*CHALLENGE:* Every line that holds the string "schwer" is to be identified and copied.

*MATERIAL FOR THIS TASK:*

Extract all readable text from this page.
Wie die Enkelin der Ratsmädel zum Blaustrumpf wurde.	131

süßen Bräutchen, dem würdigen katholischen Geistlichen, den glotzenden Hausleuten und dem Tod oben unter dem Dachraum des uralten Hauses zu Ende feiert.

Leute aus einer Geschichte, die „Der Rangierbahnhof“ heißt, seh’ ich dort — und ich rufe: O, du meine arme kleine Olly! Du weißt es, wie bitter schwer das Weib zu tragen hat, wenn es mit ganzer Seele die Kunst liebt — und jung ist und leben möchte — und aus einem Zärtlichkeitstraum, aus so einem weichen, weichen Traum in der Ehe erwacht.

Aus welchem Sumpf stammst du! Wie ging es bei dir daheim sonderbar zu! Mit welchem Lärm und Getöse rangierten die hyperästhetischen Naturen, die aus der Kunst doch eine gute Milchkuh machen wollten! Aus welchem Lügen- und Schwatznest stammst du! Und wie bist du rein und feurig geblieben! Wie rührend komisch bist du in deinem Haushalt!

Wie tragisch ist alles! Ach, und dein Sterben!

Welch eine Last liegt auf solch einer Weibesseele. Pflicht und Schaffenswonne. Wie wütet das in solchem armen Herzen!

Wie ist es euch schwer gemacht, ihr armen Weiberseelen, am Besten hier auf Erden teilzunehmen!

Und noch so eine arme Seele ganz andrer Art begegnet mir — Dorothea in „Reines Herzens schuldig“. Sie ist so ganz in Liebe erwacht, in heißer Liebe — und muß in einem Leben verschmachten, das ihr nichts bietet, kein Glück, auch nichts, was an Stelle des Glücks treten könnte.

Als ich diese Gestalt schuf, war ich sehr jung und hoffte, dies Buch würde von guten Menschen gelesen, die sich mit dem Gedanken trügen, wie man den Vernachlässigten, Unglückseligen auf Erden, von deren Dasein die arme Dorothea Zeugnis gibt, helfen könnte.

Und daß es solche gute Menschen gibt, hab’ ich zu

*OUTPUT OF THE TASK:*
Leute aus einer Geschichte, die „Der Rangierbahnhof“ heißt, seh’ ich dort — und ich rufe: O, du meine arme kleine Olly! Du weißt es, wie bitter schwer das Weib zu tragen hat, wenn es mit ganzer Seele die Kunst liebt — und jung ist und leben möchte — und aus einem Zärtlichkeitstraum, aus so einem weichen, weichen Traum in der Ehe erwacht.
Wie ist es euch schwer gemacht, ihr armen Weiberseelen, am Besten hier auf Erden teilzunehmen!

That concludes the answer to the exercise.